Given information.
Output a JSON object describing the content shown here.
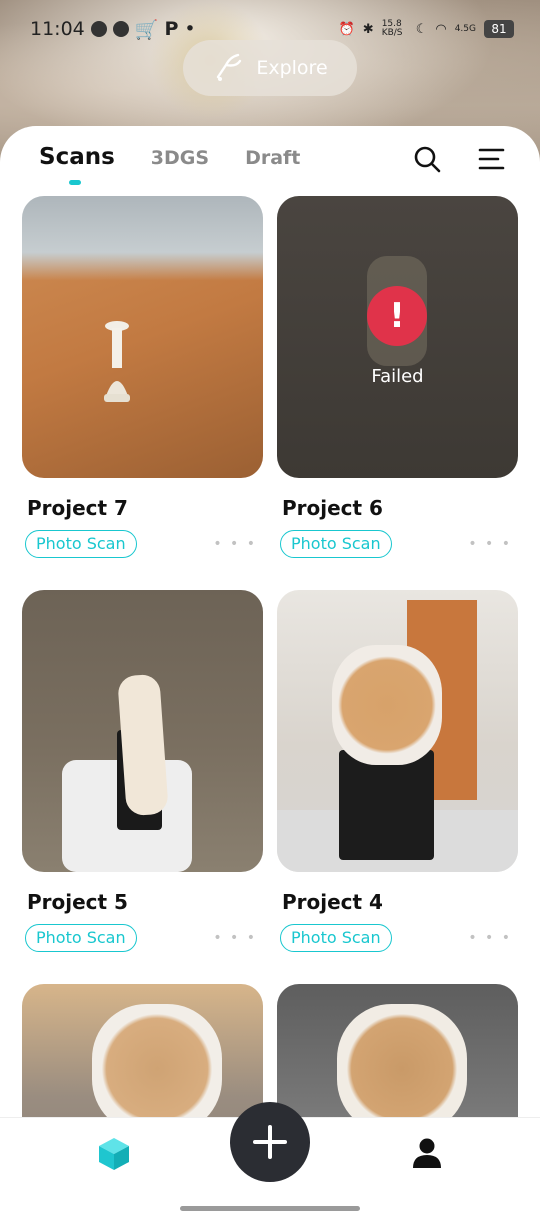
{
  "status_bar": {
    "time": "11:04",
    "network_speed": "15.8 KB/S",
    "signal": "4.5G",
    "battery": "81"
  },
  "explore": {
    "label": "Explore"
  },
  "tabs": [
    {
      "label": "Scans",
      "active": true
    },
    {
      "label": "3DGS",
      "active": false
    },
    {
      "label": "Draft",
      "active": false
    }
  ],
  "projects": [
    {
      "title": "Project 7",
      "tag": "Photo Scan",
      "status": ""
    },
    {
      "title": "Project 6",
      "tag": "Photo Scan",
      "status": "Failed"
    },
    {
      "title": "Project 5",
      "tag": "Photo Scan",
      "status": ""
    },
    {
      "title": "Project 4",
      "tag": "Photo Scan",
      "status": ""
    }
  ],
  "more_label": "• • •",
  "accent_color": "#19c7cf",
  "error_color": "#e0334a",
  "icons": {
    "search": "search-icon",
    "menu": "menu-icon",
    "cube": "cube-icon",
    "add": "plus-icon",
    "user": "user-icon"
  }
}
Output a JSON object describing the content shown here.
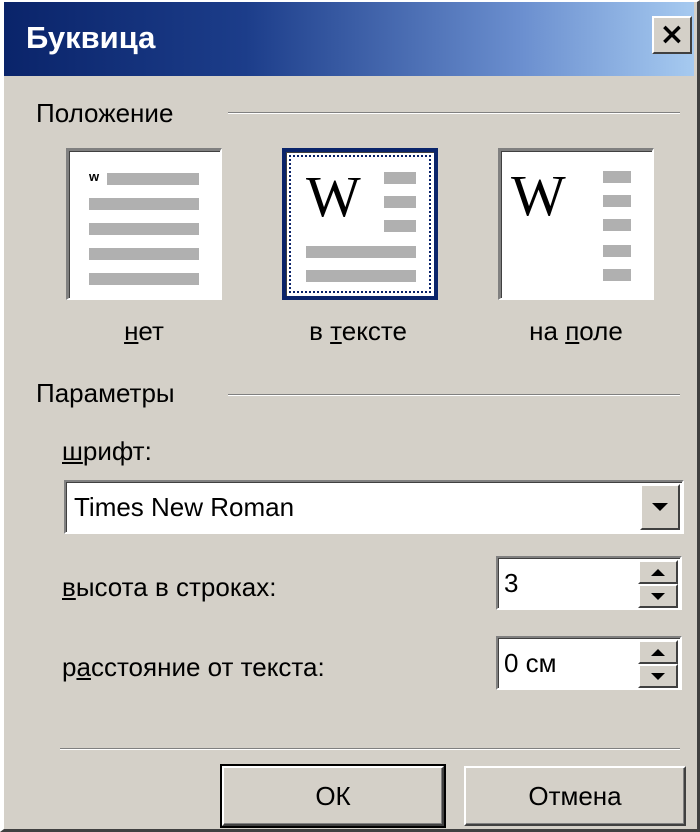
{
  "window": {
    "title": "Буквица",
    "close_label": "×"
  },
  "position_group": {
    "label": "Положение",
    "options": [
      {
        "id": "none",
        "label_pre": "",
        "label_hot": "н",
        "label_post": "ет",
        "selected": false
      },
      {
        "id": "in_text",
        "label_pre": "в ",
        "label_hot": "т",
        "label_post": "ексте",
        "selected": true
      },
      {
        "id": "in_margin",
        "label_pre": "на ",
        "label_hot": "п",
        "label_post": "оле",
        "selected": false
      }
    ],
    "preview_glyph": "W",
    "preview_small_glyph": "w"
  },
  "params_group": {
    "label": "Параметры",
    "font": {
      "label_hot": "ш",
      "label_post": "рифт:",
      "value": "Times New Roman"
    },
    "lines": {
      "label_hot": "в",
      "label_post": "ысота в строках:",
      "value": "3"
    },
    "distance": {
      "label_pre": "р",
      "label_hot": "а",
      "label_post": "сстояние от текста:",
      "value": "0 см"
    }
  },
  "buttons": {
    "ok": "ОК",
    "cancel": "Отмена"
  }
}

Set problem.
Set each line of the records down exactly, leaving every picture out.

Complete output.
Output a JSON object describing the content shown here.
{
  "status_bar": {
    "time": "11:04",
    "network_speed": "15.8 KB/S",
    "signal": "4.5G",
    "battery": "81"
  },
  "explore": {
    "label": "Explore"
  },
  "tabs": [
    {
      "label": "Scans",
      "active": true
    },
    {
      "label": "3DGS",
      "active": false
    },
    {
      "label": "Draft",
      "active": false
    }
  ],
  "projects": [
    {
      "title": "Project 7",
      "tag": "Photo Scan",
      "status": ""
    },
    {
      "title": "Project 6",
      "tag": "Photo Scan",
      "status": "Failed"
    },
    {
      "title": "Project 5",
      "tag": "Photo Scan",
      "status": ""
    },
    {
      "title": "Project 4",
      "tag": "Photo Scan",
      "status": ""
    }
  ],
  "more_label": "• • •",
  "accent_color": "#19c7cf",
  "error_color": "#e0334a",
  "icons": {
    "search": "search-icon",
    "menu": "menu-icon",
    "cube": "cube-icon",
    "add": "plus-icon",
    "user": "user-icon"
  }
}
Output a JSON object describing the content shown here.
{
  "window": {
    "title": "Буквица",
    "close_label": "×"
  },
  "position_group": {
    "label": "Положение",
    "options": [
      {
        "id": "none",
        "label_pre": "",
        "label_hot": "н",
        "label_post": "ет",
        "selected": false
      },
      {
        "id": "in_text",
        "label_pre": "в ",
        "label_hot": "т",
        "label_post": "ексте",
        "selected": true
      },
      {
        "id": "in_margin",
        "label_pre": "на ",
        "label_hot": "п",
        "label_post": "оле",
        "selected": false
      }
    ],
    "preview_glyph": "W",
    "preview_small_glyph": "w"
  },
  "params_group": {
    "label": "Параметры",
    "font": {
      "label_hot": "ш",
      "label_post": "рифт:",
      "value": "Times New Roman"
    },
    "lines": {
      "label_hot": "в",
      "label_post": "ысота в строках:",
      "value": "3"
    },
    "distance": {
      "label_pre": "р",
      "label_hot": "а",
      "label_post": "сстояние от текста:",
      "value": "0 см"
    }
  },
  "buttons": {
    "ok": "ОК",
    "cancel": "Отмена"
  }
}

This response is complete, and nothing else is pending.